WRITTEN TASK
Copy each line below that includes "Arbetssökande".

Items from a dataset
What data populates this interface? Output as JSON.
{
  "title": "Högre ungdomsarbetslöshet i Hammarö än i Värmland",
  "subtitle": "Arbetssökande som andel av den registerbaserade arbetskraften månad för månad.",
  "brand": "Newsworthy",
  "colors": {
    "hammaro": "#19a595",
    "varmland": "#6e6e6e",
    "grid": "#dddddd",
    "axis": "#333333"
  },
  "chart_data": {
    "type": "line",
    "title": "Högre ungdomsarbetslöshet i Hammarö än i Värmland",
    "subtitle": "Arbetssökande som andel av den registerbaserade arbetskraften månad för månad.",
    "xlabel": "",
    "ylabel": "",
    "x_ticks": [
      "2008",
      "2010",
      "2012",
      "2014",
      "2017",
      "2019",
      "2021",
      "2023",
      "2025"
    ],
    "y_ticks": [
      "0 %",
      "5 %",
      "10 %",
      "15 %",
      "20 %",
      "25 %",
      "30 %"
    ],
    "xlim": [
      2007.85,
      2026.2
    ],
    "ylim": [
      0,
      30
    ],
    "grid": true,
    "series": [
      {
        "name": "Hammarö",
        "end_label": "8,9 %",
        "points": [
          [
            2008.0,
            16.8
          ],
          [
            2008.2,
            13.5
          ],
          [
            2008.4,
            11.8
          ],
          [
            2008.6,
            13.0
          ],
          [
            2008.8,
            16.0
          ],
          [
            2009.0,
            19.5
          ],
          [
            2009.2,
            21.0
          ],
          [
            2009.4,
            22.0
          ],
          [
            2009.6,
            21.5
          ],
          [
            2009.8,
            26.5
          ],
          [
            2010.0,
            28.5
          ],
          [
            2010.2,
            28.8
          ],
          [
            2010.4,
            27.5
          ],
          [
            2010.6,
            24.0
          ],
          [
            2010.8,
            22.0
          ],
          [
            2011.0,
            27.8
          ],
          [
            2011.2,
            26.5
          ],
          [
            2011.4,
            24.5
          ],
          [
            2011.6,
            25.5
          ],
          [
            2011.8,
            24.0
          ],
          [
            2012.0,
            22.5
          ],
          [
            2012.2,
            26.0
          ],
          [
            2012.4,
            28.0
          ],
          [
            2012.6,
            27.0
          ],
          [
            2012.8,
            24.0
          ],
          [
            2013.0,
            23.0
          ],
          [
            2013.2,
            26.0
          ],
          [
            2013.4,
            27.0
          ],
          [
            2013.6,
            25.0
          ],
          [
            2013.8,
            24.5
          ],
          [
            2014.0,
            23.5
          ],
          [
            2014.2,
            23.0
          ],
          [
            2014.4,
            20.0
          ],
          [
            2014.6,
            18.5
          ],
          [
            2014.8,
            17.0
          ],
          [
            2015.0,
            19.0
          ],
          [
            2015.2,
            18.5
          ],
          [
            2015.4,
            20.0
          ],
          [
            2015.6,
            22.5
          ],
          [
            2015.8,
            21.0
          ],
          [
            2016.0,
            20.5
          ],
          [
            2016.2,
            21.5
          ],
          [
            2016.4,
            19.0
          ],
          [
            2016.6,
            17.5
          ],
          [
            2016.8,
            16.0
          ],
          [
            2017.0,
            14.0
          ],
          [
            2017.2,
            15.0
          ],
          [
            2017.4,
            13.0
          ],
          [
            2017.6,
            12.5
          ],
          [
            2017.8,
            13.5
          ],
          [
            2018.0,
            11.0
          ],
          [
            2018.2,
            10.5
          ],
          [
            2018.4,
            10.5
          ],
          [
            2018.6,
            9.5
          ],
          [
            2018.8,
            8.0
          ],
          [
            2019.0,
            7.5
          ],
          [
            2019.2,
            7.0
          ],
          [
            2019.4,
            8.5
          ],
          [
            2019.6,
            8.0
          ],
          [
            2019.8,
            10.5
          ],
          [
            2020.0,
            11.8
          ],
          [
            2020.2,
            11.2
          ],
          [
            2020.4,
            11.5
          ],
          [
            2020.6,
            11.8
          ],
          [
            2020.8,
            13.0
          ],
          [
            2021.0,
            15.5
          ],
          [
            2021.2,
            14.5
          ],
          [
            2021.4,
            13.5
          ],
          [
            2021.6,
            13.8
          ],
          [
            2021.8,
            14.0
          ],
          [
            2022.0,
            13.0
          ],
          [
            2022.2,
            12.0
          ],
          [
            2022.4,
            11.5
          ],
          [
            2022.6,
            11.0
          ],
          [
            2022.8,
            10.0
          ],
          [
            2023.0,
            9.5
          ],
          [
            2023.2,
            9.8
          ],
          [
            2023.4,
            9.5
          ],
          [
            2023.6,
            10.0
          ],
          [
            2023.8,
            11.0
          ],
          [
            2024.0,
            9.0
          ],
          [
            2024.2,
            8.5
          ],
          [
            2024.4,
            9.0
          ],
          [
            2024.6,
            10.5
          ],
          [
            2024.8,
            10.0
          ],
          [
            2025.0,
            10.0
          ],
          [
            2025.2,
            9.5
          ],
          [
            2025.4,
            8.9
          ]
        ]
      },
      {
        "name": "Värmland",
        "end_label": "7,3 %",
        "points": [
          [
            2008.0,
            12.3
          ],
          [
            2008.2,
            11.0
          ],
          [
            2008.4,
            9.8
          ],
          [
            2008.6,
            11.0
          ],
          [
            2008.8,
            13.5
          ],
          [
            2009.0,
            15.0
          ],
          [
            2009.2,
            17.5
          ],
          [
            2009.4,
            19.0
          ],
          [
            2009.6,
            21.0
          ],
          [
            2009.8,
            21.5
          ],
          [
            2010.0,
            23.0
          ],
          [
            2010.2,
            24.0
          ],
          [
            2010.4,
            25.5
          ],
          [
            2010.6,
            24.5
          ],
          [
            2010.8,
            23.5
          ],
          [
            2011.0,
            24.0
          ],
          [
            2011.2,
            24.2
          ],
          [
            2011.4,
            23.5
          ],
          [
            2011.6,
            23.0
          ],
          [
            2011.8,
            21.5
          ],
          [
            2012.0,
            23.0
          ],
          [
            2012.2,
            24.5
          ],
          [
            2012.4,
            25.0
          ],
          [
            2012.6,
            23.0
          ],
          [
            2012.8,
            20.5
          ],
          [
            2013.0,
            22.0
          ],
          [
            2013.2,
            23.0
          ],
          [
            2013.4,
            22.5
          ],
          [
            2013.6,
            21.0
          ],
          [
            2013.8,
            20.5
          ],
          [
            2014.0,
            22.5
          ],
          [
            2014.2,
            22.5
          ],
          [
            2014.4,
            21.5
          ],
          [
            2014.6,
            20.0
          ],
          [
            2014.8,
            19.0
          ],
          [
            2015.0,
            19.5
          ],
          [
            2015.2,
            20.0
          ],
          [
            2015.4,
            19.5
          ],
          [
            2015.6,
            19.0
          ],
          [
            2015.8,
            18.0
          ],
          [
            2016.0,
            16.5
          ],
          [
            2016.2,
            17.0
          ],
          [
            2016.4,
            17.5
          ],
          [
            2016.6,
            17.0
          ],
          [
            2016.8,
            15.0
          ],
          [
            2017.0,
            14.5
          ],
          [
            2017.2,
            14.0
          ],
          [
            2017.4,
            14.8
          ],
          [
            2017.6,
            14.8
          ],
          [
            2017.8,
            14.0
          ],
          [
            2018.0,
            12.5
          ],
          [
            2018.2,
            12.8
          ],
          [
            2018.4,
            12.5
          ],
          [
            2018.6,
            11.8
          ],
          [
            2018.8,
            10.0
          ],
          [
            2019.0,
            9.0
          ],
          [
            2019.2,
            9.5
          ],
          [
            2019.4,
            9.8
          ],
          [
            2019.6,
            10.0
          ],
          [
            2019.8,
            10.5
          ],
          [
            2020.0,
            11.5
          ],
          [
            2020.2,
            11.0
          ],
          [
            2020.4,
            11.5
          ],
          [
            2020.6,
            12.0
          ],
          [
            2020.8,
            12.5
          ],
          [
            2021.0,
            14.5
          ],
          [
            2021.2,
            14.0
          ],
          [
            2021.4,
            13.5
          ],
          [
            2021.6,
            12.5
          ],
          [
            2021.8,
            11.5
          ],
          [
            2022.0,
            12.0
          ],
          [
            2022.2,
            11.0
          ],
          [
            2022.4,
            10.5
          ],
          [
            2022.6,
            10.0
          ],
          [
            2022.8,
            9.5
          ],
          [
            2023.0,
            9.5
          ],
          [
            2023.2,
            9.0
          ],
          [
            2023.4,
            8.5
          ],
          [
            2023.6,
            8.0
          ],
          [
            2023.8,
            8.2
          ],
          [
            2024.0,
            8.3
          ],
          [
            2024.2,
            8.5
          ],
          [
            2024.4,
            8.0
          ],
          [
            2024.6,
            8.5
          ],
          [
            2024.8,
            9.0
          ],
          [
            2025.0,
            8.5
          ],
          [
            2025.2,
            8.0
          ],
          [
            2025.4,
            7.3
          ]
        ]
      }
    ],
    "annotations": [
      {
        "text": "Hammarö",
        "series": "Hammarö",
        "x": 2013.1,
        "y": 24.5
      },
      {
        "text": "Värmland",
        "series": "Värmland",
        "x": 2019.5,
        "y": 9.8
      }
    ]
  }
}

TASK RESULT
  "subtitle": "Arbetssökande som andel av den registerbaserade arbetskraften månad för månad.",
    "subtitle": "Arbetssökande som andel av den registerbaserade arbetskraften månad för månad.",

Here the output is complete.